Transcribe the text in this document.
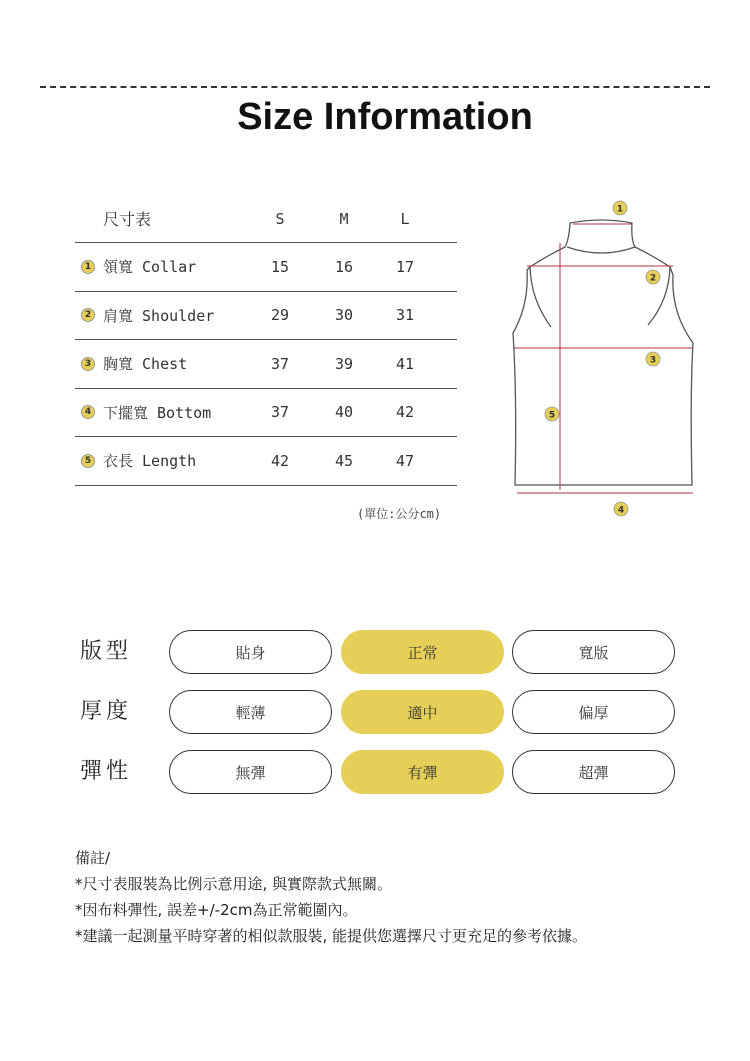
Size Information
尺寸表	S	M	L
1 領寬 Collar	15	16	17
2 肩寬 Shoulder	29	30	31
3 胸寬 Chest	37	39	41
4 下擺寬 Bottom	37	40	42
5 衣長 Length	42	45	47
(單位:公分cm)
1
2
3
4
5
版型	貼身	正常	寬版
厚度	輕薄	適中	偏厚
彈性	無彈	有彈	超彈
備註/
*尺寸表服裝為比例示意用途, 與實際款式無關。
*因布料彈性, 誤差+/-2cm為正常範圍內。
*建議一起測量平時穿著的相似款服裝, 能提供您選擇尺寸更充足的參考依據。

◆ ◆ ◆ ◆ ◆

Copy out all the data without changing anything, and drop the pictures.

→ **EXERCISE RESULT**:
Transcribe the text in this document.
Size Information
尺寸表	S	M	L
1 領寬 Collar	15	16	17
2 肩寬 Shoulder	29	30	31
3 胸寬 Chest	37	39	41
4 下擺寬 Bottom	37	40	42
5 衣長 Length	42	45	47
(單位:公分cm)
1
2
3
4
5
版型	貼身	正常	寬版
厚度	輕薄	適中	偏厚
彈性	無彈	有彈	超彈
備註/
*尺寸表服裝為比例示意用途, 與實際款式無關。
*因布料彈性, 誤差+/-2cm為正常範圍內。
*建議一起測量平時穿著的相似款服裝, 能提供您選擇尺寸更充足的參考依據。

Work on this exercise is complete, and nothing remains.